▸ DIRECTIVE
Transcribe the records exactly. Pictures do not belong in the transcription.

▸ MATERIAL FOR THE TASK
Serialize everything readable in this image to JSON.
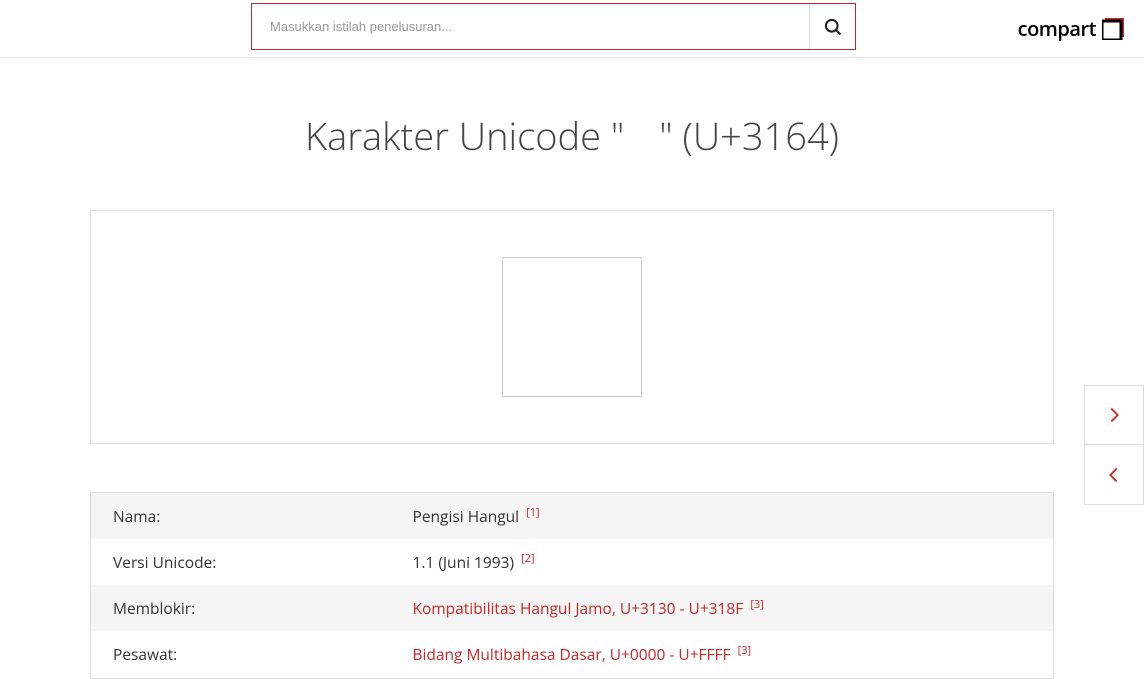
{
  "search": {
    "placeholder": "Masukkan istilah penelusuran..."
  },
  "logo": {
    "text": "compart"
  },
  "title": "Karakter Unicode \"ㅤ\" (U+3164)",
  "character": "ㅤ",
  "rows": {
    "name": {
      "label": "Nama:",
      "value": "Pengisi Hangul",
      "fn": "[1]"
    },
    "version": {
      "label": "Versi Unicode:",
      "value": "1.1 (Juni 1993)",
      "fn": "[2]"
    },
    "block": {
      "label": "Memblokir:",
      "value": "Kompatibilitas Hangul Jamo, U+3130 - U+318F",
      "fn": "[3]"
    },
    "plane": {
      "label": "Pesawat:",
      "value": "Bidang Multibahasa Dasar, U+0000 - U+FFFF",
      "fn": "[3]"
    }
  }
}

▸ RESPONSE
Serialize everything readable in this image to JSON.
{
  "search": {
    "placeholder": "Masukkan istilah penelusuran..."
  },
  "logo": {
    "text": "compart"
  },
  "title": "Karakter Unicode \"ㅤ\" (U+3164)",
  "character": "ㅤ",
  "rows": {
    "name": {
      "label": "Nama:",
      "value": "Pengisi Hangul",
      "fn": "[1]"
    },
    "version": {
      "label": "Versi Unicode:",
      "value": "1.1 (Juni 1993)",
      "fn": "[2]"
    },
    "block": {
      "label": "Memblokir:",
      "value": "Kompatibilitas Hangul Jamo, U+3130 - U+318F",
      "fn": "[3]"
    },
    "plane": {
      "label": "Pesawat:",
      "value": "Bidang Multibahasa Dasar, U+0000 - U+FFFF",
      "fn": "[3]"
    }
  }
}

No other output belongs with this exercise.